*EXERCISE REQUIREMENTS*: Transcribe the lines below exactly, beginning with the line that holds "Decode this image" and ending with the final line, both included. Pictures are to be left out.

--- Start ---

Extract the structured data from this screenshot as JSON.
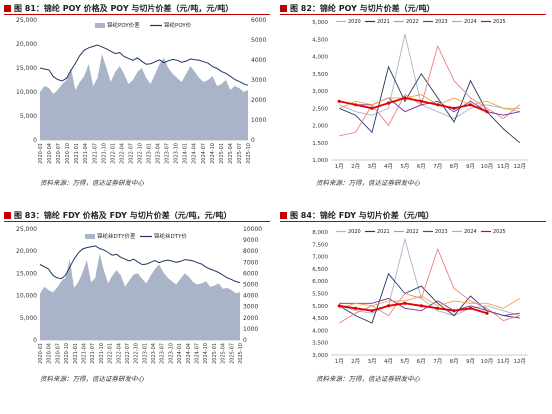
{
  "colors": {
    "accent": "#c00000",
    "area": "#aab4c8",
    "navy": "#1f3864"
  },
  "panels": [
    {
      "id": "p81",
      "title": "图 81：锦纶 POY 价格及 POY 与切片价差（元/吨，元/吨）",
      "source": "资料来源：万得，信达证券研发中心",
      "chart_data": {
        "type": "area",
        "legend": [
          "锦纶POY价差",
          "锦纶POY价"
        ],
        "yleft": {
          "min": 0,
          "max": 25000,
          "ticks": [
            "0",
            "5,000",
            "10,000",
            "15,000",
            "20,000",
            "25,000"
          ]
        },
        "yright": {
          "min": 0,
          "max": 6000,
          "ticks": [
            "0",
            "1000",
            "2000",
            "3000",
            "4000",
            "5000",
            "6000"
          ]
        },
        "xticks": [
          "2020-01",
          "2020-04",
          "2020-07",
          "2020-10",
          "2021-01",
          "2021-04",
          "2021-07",
          "2021-10",
          "2022-01",
          "2022-04",
          "2022-07",
          "2022-10",
          "2023-01",
          "2023-04",
          "2023-07",
          "2023-10",
          "2024-01",
          "2024-04",
          "2024-07",
          "2024-10",
          "2025-01",
          "2025-04",
          "2025-07",
          "2025-10"
        ],
        "series": [
          {
            "name": "锦纶POY价差",
            "axis": "right",
            "values": [
              2400,
              2700,
              2600,
              2300,
              2500,
              2800,
              3000,
              3600,
              2500,
              2900,
              3200,
              3800,
              2700,
              3100,
              4300,
              3600,
              2900,
              3400,
              3700,
              3300,
              2800,
              3000,
              3400,
              3600,
              3100,
              2800,
              3300,
              3800,
              4100,
              3600,
              3300,
              3100,
              2900,
              3300,
              3700,
              3400,
              3100,
              2900,
              3000,
              3200,
              2700,
              2800,
              3000,
              2500,
              2700,
              2600,
              2400,
              2500
            ]
          },
          {
            "name": "锦纶POY价",
            "axis": "left",
            "values": [
              15000,
              14800,
              14600,
              13200,
              12600,
              12300,
              12900,
              14500,
              16000,
              17600,
              18700,
              19200,
              19500,
              19800,
              19400,
              19000,
              18500,
              18000,
              18200,
              17400,
              17000,
              16600,
              17100,
              16400,
              15800,
              15900,
              16300,
              16700,
              16100,
              16500,
              16800,
              16600,
              16200,
              16400,
              16900,
              16700,
              16600,
              16300,
              16000,
              15300,
              14900,
              14300,
              13900,
              13300,
              12600,
              12200,
              11700,
              11400
            ]
          }
        ]
      }
    },
    {
      "id": "p82",
      "title": "图 82：锦纶 POY 与切片价差（元/吨）",
      "source": "资料来源：万得，信达证券研发中心",
      "chart_data": {
        "type": "line",
        "y": {
          "min": 1000,
          "max": 5000,
          "ticks": [
            "1,000",
            "1,500",
            "2,000",
            "2,500",
            "3,000",
            "3,500",
            "4,000",
            "4,500",
            "5,000"
          ]
        },
        "categories": [
          "1月",
          "2月",
          "3月",
          "4月",
          "5月",
          "6月",
          "7月",
          "8月",
          "9月",
          "10月",
          "11月",
          "12月"
        ],
        "series": [
          {
            "name": "2020",
            "color": "#aab4c8",
            "values": [
              2600,
              2400,
              2300,
              2500,
              4650,
              2600,
              2400,
              2200,
              2500,
              2600,
              2500,
              2400
            ]
          },
          {
            "name": "2021",
            "color": "#1f3864",
            "values": [
              2500,
              2300,
              1800,
              3700,
              2700,
              3500,
              2800,
              2100,
              3300,
              2400,
              1900,
              1500
            ]
          },
          {
            "name": "2022",
            "color": "#f08080",
            "values": [
              1700,
              1800,
              2600,
              2000,
              2900,
              2600,
              4300,
              3300,
              2800,
              2500,
              2200,
              2600
            ]
          },
          {
            "name": "2023",
            "color": "#7030a0",
            "values": [
              2700,
              2600,
              2600,
              2800,
              2400,
              2600,
              2700,
              2400,
              2700,
              2400,
              2300,
              2400
            ]
          },
          {
            "name": "2024",
            "color": "#f5a040",
            "values": [
              2500,
              2700,
              2600,
              2800,
              2800,
              2900,
              2600,
              2800,
              2600,
              2700,
              2500,
              2500
            ]
          },
          {
            "name": "2025",
            "color": "#e00000",
            "values": [
              2700,
              2600,
              2500,
              2650,
              2800,
              2700,
              2600,
              2500,
              2600,
              2400,
              null,
              null
            ]
          }
        ]
      }
    },
    {
      "id": "p83",
      "title": "图 83：锦纶 FDY 价格及 FDY 与切片价差（元/吨，元/吨）",
      "source": "资料来源：万得，信达证券研发中心",
      "chart_data": {
        "type": "area",
        "legend": [
          "锦纶丝DTY价差",
          "锦纶丝DTY价"
        ],
        "yleft": {
          "min": 0,
          "max": 25000,
          "ticks": [
            "0",
            "5,000",
            "10,000",
            "15,000",
            "20,000",
            "25,000"
          ]
        },
        "yright": {
          "min": 0,
          "max": 10000,
          "ticks": [
            "0",
            "1000",
            "2000",
            "3000",
            "4000",
            "5000",
            "6000",
            "7000",
            "8000",
            "9000",
            "10000"
          ]
        },
        "xticks": [
          "2020-01",
          "2020-04",
          "2020-07",
          "2020-10",
          "2021-01",
          "2021-04",
          "2021-07",
          "2021-10",
          "2022-01",
          "2022-04",
          "2022-07",
          "2022-10",
          "2023-01",
          "2023-04",
          "2023-07",
          "2023-10",
          "2024-01",
          "2024-04",
          "2024-07",
          "2024-10",
          "2025-01",
          "2025-04",
          "2025-07",
          "2025-10"
        ],
        "series": [
          {
            "name": "锦纶丝DTY价差",
            "axis": "right",
            "values": [
              4200,
              4800,
              4500,
              4300,
              4700,
              5300,
              5600,
              7300,
              4700,
              5200,
              6100,
              7200,
              5200,
              5600,
              7800,
              6300,
              5100,
              5800,
              6300,
              5800,
              4800,
              5400,
              5900,
              6000,
              5500,
              5100,
              5800,
              6400,
              6800,
              6100,
              5600,
              5300,
              5000,
              5500,
              6000,
              5700,
              5200,
              5000,
              5100,
              5300,
              4800,
              4900,
              5100,
              4600,
              4700,
              4500,
              4200,
              4300
            ]
          },
          {
            "name": "锦纶丝DTY价",
            "axis": "left",
            "values": [
              17000,
              16500,
              16000,
              14600,
              14000,
              13800,
              14600,
              16400,
              18200,
              19600,
              20500,
              20800,
              21000,
              21200,
              20600,
              20300,
              19700,
              19100,
              19300,
              18600,
              18200,
              17800,
              18200,
              17600,
              17000,
              17100,
              17500,
              17900,
              17400,
              17800,
              18000,
              17800,
              17500,
              17700,
              18100,
              18000,
              17800,
              17400,
              17100,
              16400,
              16000,
              15600,
              15200,
              14600,
              14000,
              13600,
              13200,
              12900
            ]
          }
        ]
      }
    },
    {
      "id": "p84",
      "title": "图 84：锦纶 FDY 与切片价差（元/吨）",
      "source": "资料来源：万得，信达证券研发中心",
      "chart_data": {
        "type": "line",
        "y": {
          "min": 3000,
          "max": 8000,
          "ticks": [
            "3,000",
            "3,500",
            "4,000",
            "4,500",
            "5,000",
            "5,500",
            "6,000",
            "6,500",
            "7,000",
            "7,500",
            "8,000"
          ]
        },
        "categories": [
          "1月",
          "2月",
          "3月",
          "4月",
          "5月",
          "6月",
          "7月",
          "8月",
          "9月",
          "10月",
          "11月",
          "12月"
        ],
        "series": [
          {
            "name": "2020",
            "color": "#aab4c8",
            "values": [
              5000,
              4800,
              4700,
              5000,
              7700,
              5300,
              4800,
              4600,
              4900,
              5000,
              4800,
              4600
            ]
          },
          {
            "name": "2021",
            "color": "#1f3864",
            "values": [
              5000,
              4600,
              4300,
              6300,
              5500,
              5800,
              5100,
              4600,
              5400,
              4800,
              4600,
              4500
            ]
          },
          {
            "name": "2022",
            "color": "#f08080",
            "values": [
              4300,
              4700,
              5000,
              4600,
              5500,
              5300,
              7300,
              5700,
              5200,
              4900,
              4400,
              4600
            ]
          },
          {
            "name": "2023",
            "color": "#7030a0",
            "values": [
              5100,
              5100,
              5100,
              5300,
              4900,
              4800,
              5200,
              4800,
              5000,
              4800,
              4600,
              4700
            ]
          },
          {
            "name": "2024",
            "color": "#f5a040",
            "values": [
              4900,
              5100,
              5000,
              5200,
              5200,
              5400,
              5000,
              5200,
              5100,
              5100,
              4900,
              5300
            ]
          },
          {
            "name": "2025",
            "color": "#e00000",
            "values": [
              5000,
              4900,
              4800,
              5000,
              5100,
              5000,
              4900,
              4800,
              4900,
              4700,
              null,
              null
            ]
          }
        ]
      }
    }
  ]
}
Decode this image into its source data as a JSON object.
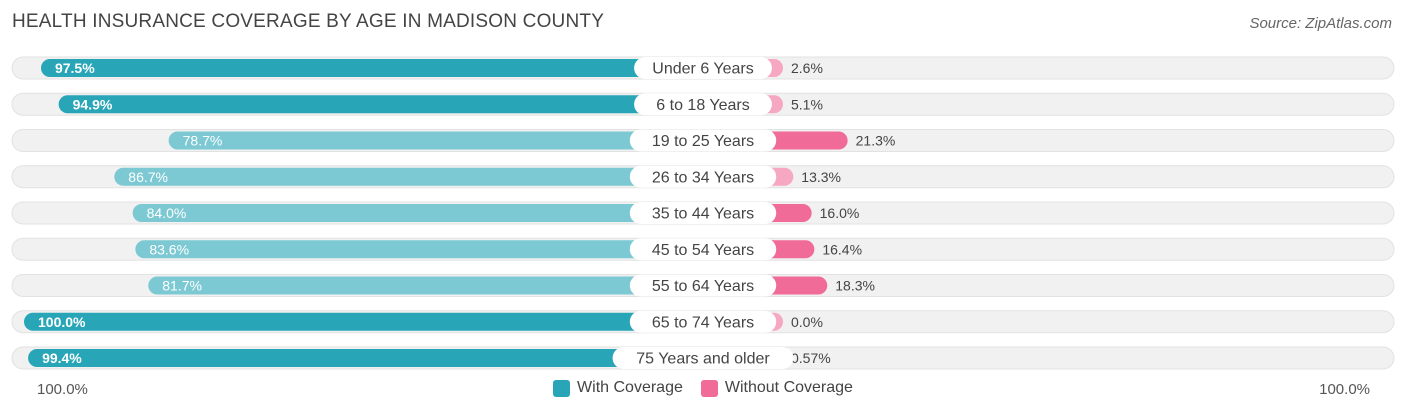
{
  "title": "HEALTH INSURANCE COVERAGE BY AGE IN MADISON COUNTY",
  "source": "Source: ZipAtlas.com",
  "colors": {
    "with_strong": "#28a6b8",
    "with_light": "#7cc9d3",
    "without_strong": "#f06b98",
    "without_light": "#f6a8c2",
    "track": "#f1f1f1"
  },
  "chart_data": {
    "type": "bar",
    "orientation": "horizontal-diverging",
    "title": "HEALTH INSURANCE COVERAGE BY AGE IN MADISON COUNTY",
    "categories": [
      "Under 6 Years",
      "6 to 18 Years",
      "19 to 25 Years",
      "26 to 34 Years",
      "35 to 44 Years",
      "45 to 54 Years",
      "55 to 64 Years",
      "65 to 74 Years",
      "75 Years and older"
    ],
    "series": [
      {
        "name": "With Coverage",
        "values": [
          97.5,
          94.9,
          78.7,
          86.7,
          84.0,
          83.6,
          81.7,
          100.0,
          99.4
        ],
        "labels": [
          "97.5%",
          "94.9%",
          "78.7%",
          "86.7%",
          "84.0%",
          "83.6%",
          "81.7%",
          "100.0%",
          "99.4%"
        ]
      },
      {
        "name": "Without Coverage",
        "values": [
          2.6,
          5.1,
          21.3,
          13.3,
          16.0,
          16.4,
          18.3,
          0.0,
          0.57
        ],
        "labels": [
          "2.6%",
          "5.1%",
          "21.3%",
          "13.3%",
          "16.0%",
          "16.4%",
          "18.3%",
          "0.0%",
          "0.57%"
        ]
      }
    ],
    "axis": {
      "left_label": "100.0%",
      "right_label": "100.0%",
      "range": [
        0,
        100
      ]
    },
    "legend_position": "bottom-center"
  }
}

--- End ---

*FULL ANSWER*:
Decode this image into its source data as a JSON object.
{
  "title": "HEALTH INSURANCE COVERAGE BY AGE IN MADISON COUNTY",
  "source": "Source: ZipAtlas.com",
  "colors": {
    "with_strong": "#28a6b8",
    "with_light": "#7cc9d3",
    "without_strong": "#f06b98",
    "without_light": "#f6a8c2",
    "track": "#f1f1f1"
  },
  "chart_data": {
    "type": "bar",
    "orientation": "horizontal-diverging",
    "title": "HEALTH INSURANCE COVERAGE BY AGE IN MADISON COUNTY",
    "categories": [
      "Under 6 Years",
      "6 to 18 Years",
      "19 to 25 Years",
      "26 to 34 Years",
      "35 to 44 Years",
      "45 to 54 Years",
      "55 to 64 Years",
      "65 to 74 Years",
      "75 Years and older"
    ],
    "series": [
      {
        "name": "With Coverage",
        "values": [
          97.5,
          94.9,
          78.7,
          86.7,
          84.0,
          83.6,
          81.7,
          100.0,
          99.4
        ],
        "labels": [
          "97.5%",
          "94.9%",
          "78.7%",
          "86.7%",
          "84.0%",
          "83.6%",
          "81.7%",
          "100.0%",
          "99.4%"
        ]
      },
      {
        "name": "Without Coverage",
        "values": [
          2.6,
          5.1,
          21.3,
          13.3,
          16.0,
          16.4,
          18.3,
          0.0,
          0.57
        ],
        "labels": [
          "2.6%",
          "5.1%",
          "21.3%",
          "13.3%",
          "16.0%",
          "16.4%",
          "18.3%",
          "0.0%",
          "0.57%"
        ]
      }
    ],
    "axis": {
      "left_label": "100.0%",
      "right_label": "100.0%",
      "range": [
        0,
        100
      ]
    },
    "legend_position": "bottom-center"
  }
}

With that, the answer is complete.